Write every entry out again exactly, please, and skip the pictures.

(Saved entries)
[Begin]

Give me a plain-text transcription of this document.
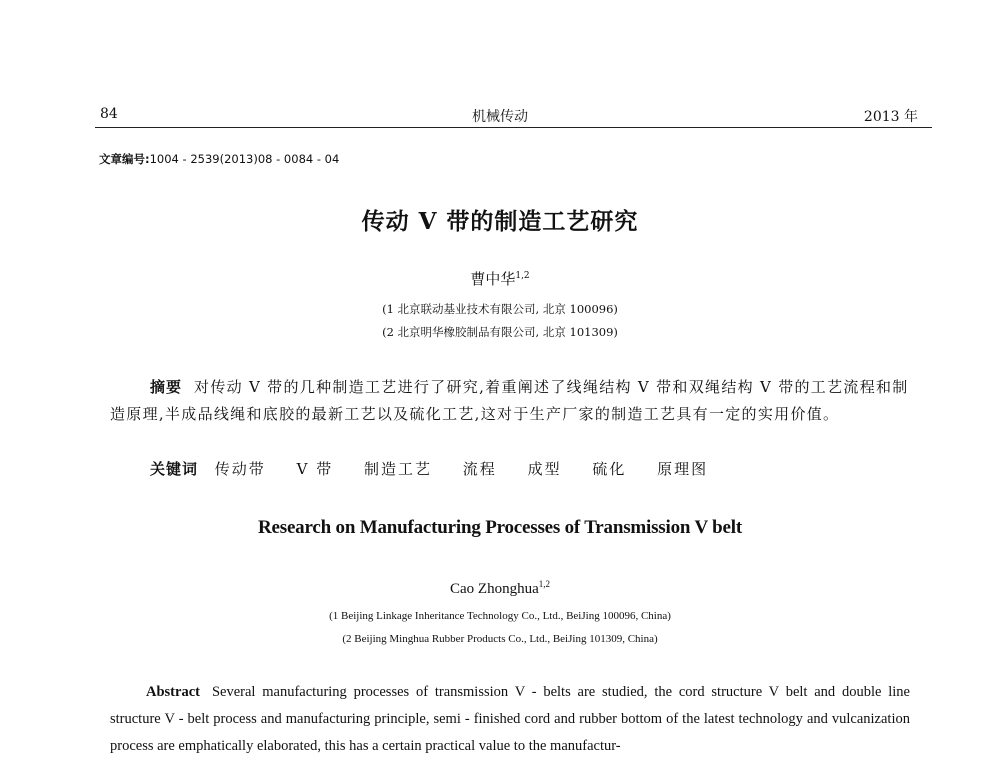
84	机械传动	2013 年
文章编号:1004 - 2539(2013)08 - 0084 - 04
传动 V 带的制造工艺研究
曹中华$^{1,2}$
(1 北京联动基业技术有限公司, 北京 100096)
(2 北京明华橡胶制品有限公司, 北京 101309)

摘要 对传动 V 带的几种制造工艺进行了研究,着重阐述了线绳结构 V 带和双绳结构 V 带的工艺流程和制造原理,半成品线绳和底胶的最新工艺以及硫化工艺,这对于生产厂家的制造工艺具有一定的实用价值。

关键词 传动带 V 带 制造工艺 流程 成型 硫化 原理图
Research on Manufacturing Processes of Transmission V belt
Cao Zhonghua$^{1,2}$
(1 Beijing Linkage Inheritance Technology Co., Ltd., BeiJing 100096, China)
(2 Beijing Minghua Rubber Products Co., Ltd., BeiJing 101309, China)

Abstract Several manufacturing processes of transmission V - belts are studied, the cord structure V belt and double line structure V - belt process and manufacturing principle, semi - finished cord and rubber bottom of the latest technology and vulcanization process are emphatically elaborated, this has a certain practical value to the manufactur-
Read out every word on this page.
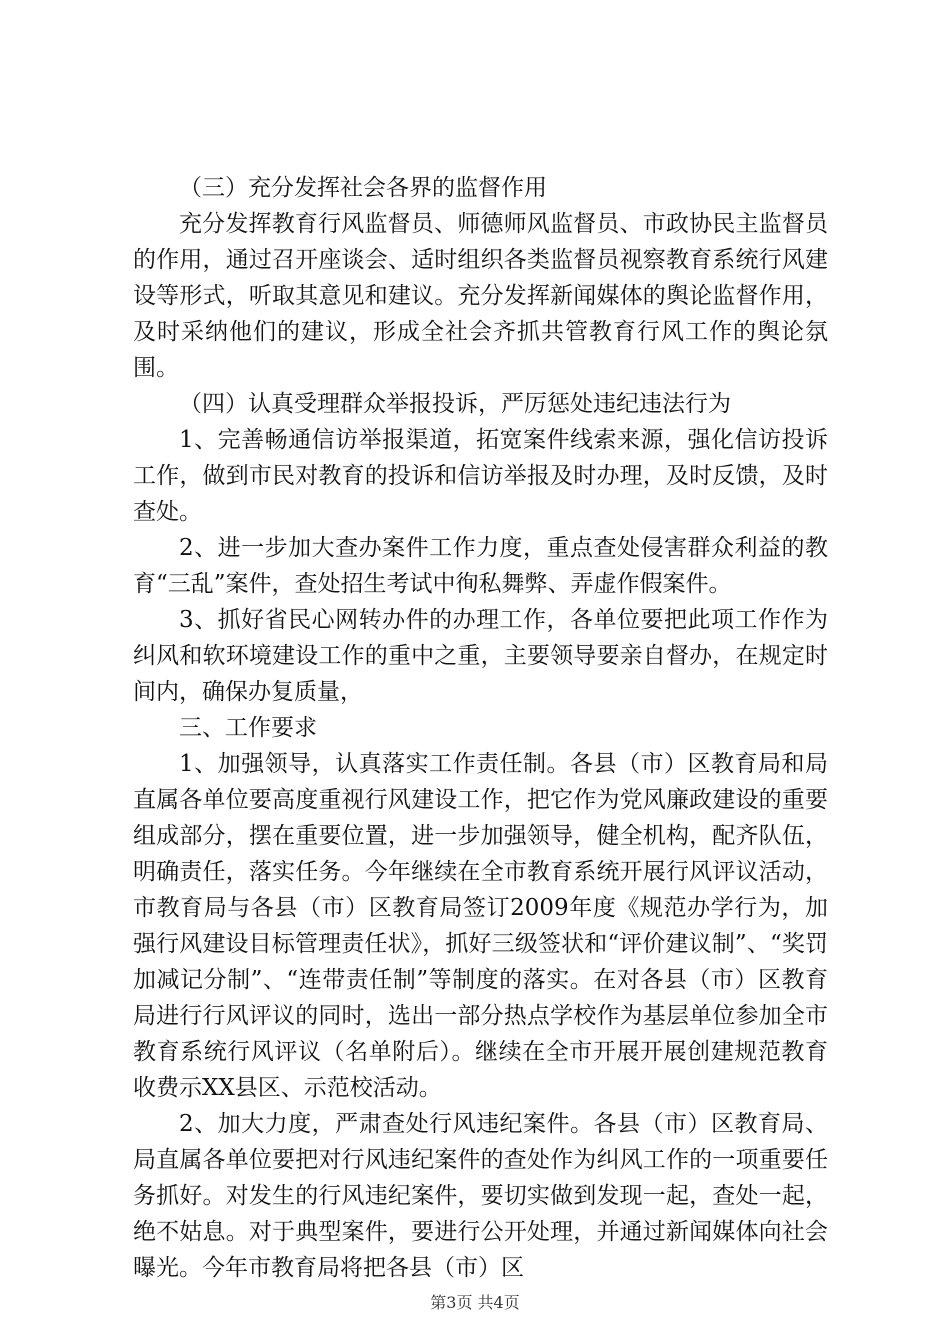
（三）充分发挥社会各界的监督作用

充分发挥教育行风监督员、师德师风监督员、市政协民主监督员的作用，通过召开座谈会、适时组织各类监督员视察教育系统行风建设等形式，听取其意见和建议。充分发挥新闻媒体的舆论监督作用，及时采纳他们的建议，形成全社会齐抓共管教育行风工作的舆论氛围。

（四）认真受理群众举报投诉，严厉惩处违纪违法行为

1、完善畅通信访举报渠道，拓宽案件线索来源，强化信访投诉工作，做到市民对教育的投诉和信访举报及时办理，及时反馈，及时查处。

2、进一步加大查办案件工作力度，重点查处侵害群众利益的教育“三乱”案件，查处招生考试中徇私舞弊、弄虚作假案件。

3、抓好省民心网转办件的办理工作，各单位要把此项工作作为纠风和软环境建设工作的重中之重，主要领导要亲自督办，在规定时间内，确保办复质量，

三、工作要求

1、加强领导，认真落实工作责任制。各县（市）区教育局和局直属各单位要高度重视行风建设工作，把它作为党风廉政建设的重要组成部分，摆在重要位置，进一步加强领导，健全机构，配齐队伍，明确责任，落实任务。今年继续在全市教育系统开展行风评议活动，市教育局与各县（市）区教育局签订2009年度《规范办学行为，加强行风建设目标管理责任状》，抓好三级签状和“评价建议制”、“奖罚加减记分制”、“连带责任制”等制度的落实。在对各县（市）区教育局进行行风评议的同时，选出一部分热点学校作为基层单位参加全市教育系统行风评议（名单附后）。继续在全市开展开展创建规范教育收费示XX县区、示范校活动。

2、加大力度，严肃查处行风违纪案件。各县（市）区教育局、局直属各单位要把对行风违纪案件的查处作为纠风工作的一项重要任务抓好。对发生的行风违纪案件，要切实做到发现一起，查处一起，绝不姑息。对于典型案件，要进行公开处理，并通过新闻媒体向社会曝光。今年市教育局将把各县（市）区

第3页 共4页
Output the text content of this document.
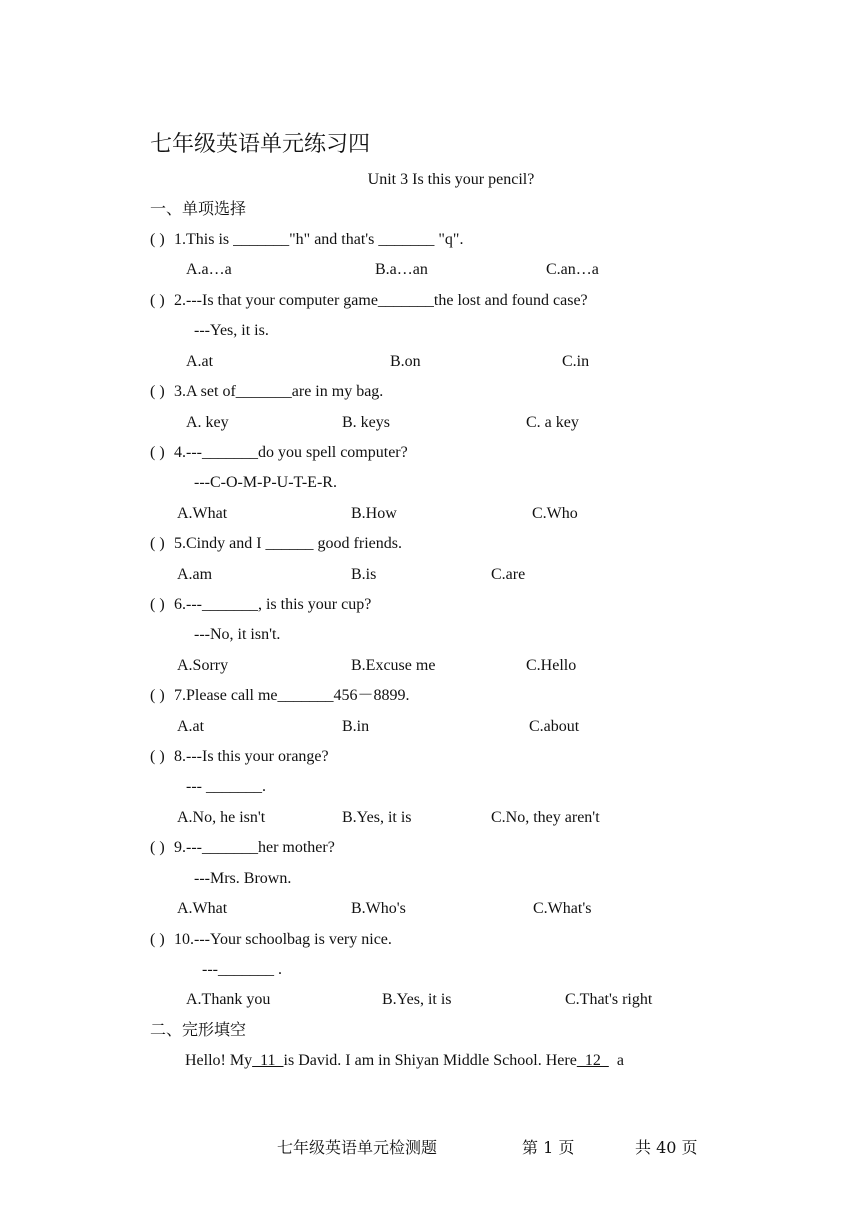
七年级英语单元练习四
Unit 3 Is this your pencil?
一、单项选择
( ) 1.This is _______"h" and that's _______ "q".
A.a…a	B.a…an	C.an…a
( ) 2.---Is that your computer game_______the lost and found case?
---Yes, it is.
A.at	B.on	C.in
( ) 3.A set of_______are in my bag.
A. key	B. keys	C. a key
( ) 4.---_______do you spell computer?
---C-O-M-P-U-T-E-R.
A.What	B.How	C.Who
( ) 5.Cindy and I ______ good friends.
A.am	B.is	C.are
( ) 6.---_______, is this your cup?
---No, it isn't.
A.Sorry	B.Excuse me	C.Hello
( ) 7.Please call me_______456－8899.
A.at	B.in	C.about
( ) 8.---Is this your orange?
--- _______.
A.No, he isn't	B.Yes, it is	C.No, they aren't
( ) 9.---_______her mother?
---Mrs. Brown.
A.What	B.Who's	C.What's
( ) 10.---Your schoolbag is very nice.
---_______ .
A.Thank you	B.Yes, it is	C.That's right
二、完形填空
Hello! My  11  is David. I am in Shiyan Middle School. Here  12    a
七年级英语单元检测题	第 1 页	共 40 页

[End]

• TASK ANSWER
Give me a plain-text transcription of this document.
84	机械传动	2013 年
文章编号:1004 - 2539(2013)08 - 0084 - 04
传动 V 带的制造工艺研究
曹中华$^{1,2}$
(1 北京联动基业技术有限公司, 北京 100096)
(2 北京明华橡胶制品有限公司, 北京 101309)

摘要 对传动 V 带的几种制造工艺进行了研究,着重阐述了线绳结构 V 带和双绳结构 V 带的工艺流程和制造原理,半成品线绳和底胶的最新工艺以及硫化工艺,这对于生产厂家的制造工艺具有一定的实用价值。

关键词 传动带 V 带 制造工艺 流程 成型 硫化 原理图
Research on Manufacturing Processes of Transmission V belt
Cao Zhonghua$^{1,2}$
(1 Beijing Linkage Inheritance Technology Co., Ltd., BeiJing 100096, China)
(2 Beijing Minghua Rubber Products Co., Ltd., BeiJing 101309, China)

Abstract Several manufacturing processes of transmission V - belts are studied, the cord structure V belt and double line structure V - belt process and manufacturing principle, semi - finished cord and rubber bottom of the latest technology and vulcanization process are emphatically elaborated, this has a certain practical value to the manufactur-
Read out every word on this page.
（三）充分发挥社会各界的监督作用

充分发挥教育行风监督员、师德师风监督员、市政协民主监督员的作用，通过召开座谈会、适时组织各类监督员视察教育系统行风建设等形式，听取其意见和建议。充分发挥新闻媒体的舆论监督作用，及时采纳他们的建议，形成全社会齐抓共管教育行风工作的舆论氛围。

（四）认真受理群众举报投诉，严厉惩处违纪违法行为

1、完善畅通信访举报渠道，拓宽案件线索来源，强化信访投诉工作，做到市民对教育的投诉和信访举报及时办理，及时反馈，及时查处。

2、进一步加大查办案件工作力度，重点查处侵害群众利益的教育“三乱”案件，查处招生考试中徇私舞弊、弄虚作假案件。

3、抓好省民心网转办件的办理工作，各单位要把此项工作作为纠风和软环境建设工作的重中之重，主要领导要亲自督办，在规定时间内，确保办复质量，

三、工作要求

1、加强领导，认真落实工作责任制。各县（市）区教育局和局直属各单位要高度重视行风建设工作，把它作为党风廉政建设的重要组成部分，摆在重要位置，进一步加强领导，健全机构，配齐队伍，明确责任，落实任务。今年继续在全市教育系统开展行风评议活动，市教育局与各县（市）区教育局签订2009年度《规范办学行为，加强行风建设目标管理责任状》，抓好三级签状和“评价建议制”、“奖罚加减记分制”、“连带责任制”等制度的落实。在对各县（市）区教育局进行行风评议的同时，选出一部分热点学校作为基层单位参加全市教育系统行风评议（名单附后）。继续在全市开展开展创建规范教育收费示XX县区、示范校活动。

2、加大力度，严肃查处行风违纪案件。各县（市）区教育局、局直属各单位要把对行风违纪案件的查处作为纠风工作的一项重要任务抓好。对发生的行风违纪案件，要切实做到发现一起，查处一起，绝不姑息。对于典型案件，要进行公开处理，并通过新闻媒体向社会曝光。今年市教育局将把各县（市）区

第3页 共4页
Output the text content of this document.
七年级英语单元练习四
Unit 3 Is this your pencil?
一、单项选择
( ) 1.This is _______"h" and that's _______ "q".
A.a…a	B.a…an	C.an…a
( ) 2.---Is that your computer game_______the lost and found case?
---Yes, it is.
A.at	B.on	C.in
( ) 3.A set of_______are in my bag.
A. key	B. keys	C. a key
( ) 4.---_______do you spell computer?
---C-O-M-P-U-T-E-R.
A.What	B.How	C.Who
( ) 5.Cindy and I ______ good friends.
A.am	B.is	C.are
( ) 6.---_______, is this your cup?
---No, it isn't.
A.Sorry	B.Excuse me	C.Hello
( ) 7.Please call me_______456－8899.
A.at	B.in	C.about
( ) 8.---Is this your orange?
--- _______.
A.No, he isn't	B.Yes, it is	C.No, they aren't
( ) 9.---_______her mother?
---Mrs. Brown.
A.What	B.Who's	C.What's
( ) 10.---Your schoolbag is very nice.
---_______ .
A.Thank you	B.Yes, it is	C.That's right
二、完形填空
Hello! My  11  is David. I am in Shiyan Middle School. Here  12    a
七年级英语单元检测题	第 1 页	共 40 页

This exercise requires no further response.